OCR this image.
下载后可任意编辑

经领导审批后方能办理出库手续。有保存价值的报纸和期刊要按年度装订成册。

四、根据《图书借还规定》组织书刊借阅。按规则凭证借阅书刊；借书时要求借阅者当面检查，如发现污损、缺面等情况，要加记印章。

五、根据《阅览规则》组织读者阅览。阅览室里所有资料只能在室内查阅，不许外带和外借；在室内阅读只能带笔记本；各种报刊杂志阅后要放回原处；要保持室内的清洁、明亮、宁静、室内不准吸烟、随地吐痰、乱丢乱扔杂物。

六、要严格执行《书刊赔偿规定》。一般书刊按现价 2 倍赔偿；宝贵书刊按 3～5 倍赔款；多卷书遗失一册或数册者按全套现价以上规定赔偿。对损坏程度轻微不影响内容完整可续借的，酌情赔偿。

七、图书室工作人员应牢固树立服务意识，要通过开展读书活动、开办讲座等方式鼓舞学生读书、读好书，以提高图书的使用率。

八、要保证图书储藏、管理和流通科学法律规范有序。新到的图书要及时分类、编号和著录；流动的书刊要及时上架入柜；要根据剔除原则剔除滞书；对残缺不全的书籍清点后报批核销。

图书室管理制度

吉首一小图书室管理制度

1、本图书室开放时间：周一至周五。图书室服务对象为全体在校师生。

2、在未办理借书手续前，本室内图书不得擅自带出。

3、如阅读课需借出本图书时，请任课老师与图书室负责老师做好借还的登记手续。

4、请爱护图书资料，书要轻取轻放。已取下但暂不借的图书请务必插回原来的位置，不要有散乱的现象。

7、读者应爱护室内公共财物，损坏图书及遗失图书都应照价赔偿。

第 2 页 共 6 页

### Task requirements
Return all the data exactly as given.

### Response to this task
OCR this image.
下载后可任意编辑

经领导审批后方能办理出库手续。有保存价值的报纸和期刊要按年度装订成册。

四、根据《图书借还规定》组织书刊借阅。按规则凭证借阅书刊；借书时要求借阅者当面检查，如发现污损、缺面等情况，要加记印章。

五、根据《阅览规则》组织读者阅览。阅览室里所有资料只能在室内查阅，不许外带和外借；在室内阅读只能带笔记本；各种报刊杂志阅后要放回原处；要保持室内的清洁、明亮、宁静、室内不准吸烟、随地吐痰、乱丢乱扔杂物。

六、要严格执行《书刊赔偿规定》。一般书刊按现价 2 倍赔偿；宝贵书刊按 3～5 倍赔款；多卷书遗失一册或数册者按全套现价以上规定赔偿。对损坏程度轻微不影响内容完整可续借的，酌情赔偿。

七、图书室工作人员应牢固树立服务意识，要通过开展读书活动、开办讲座等方式鼓舞学生读书、读好书，以提高图书的使用率。

八、要保证图书储藏、管理和流通科学法律规范有序。新到的图书要及时分类、编号和著录；流动的书刊要及时上架入柜；要根据剔除原则剔除滞书；对残缺不全的书籍清点后报批核销。

图书室管理制度

吉首一小图书室管理制度

1、本图书室开放时间：周一至周五。图书室服务对象为全体在校师生。

2、在未办理借书手续前，本室内图书不得擅自带出。

3、如阅读课需借出本图书时，请任课老师与图书室负责老师做好借还的登记手续。

4、请爱护图书资料，书要轻取轻放。已取下但暂不借的图书请务必插回原来的位置，不要有散乱的现象。

7、读者应爱护室内公共财物，损坏图书及遗失图书都应照价赔偿。

第 2 页 共 6 页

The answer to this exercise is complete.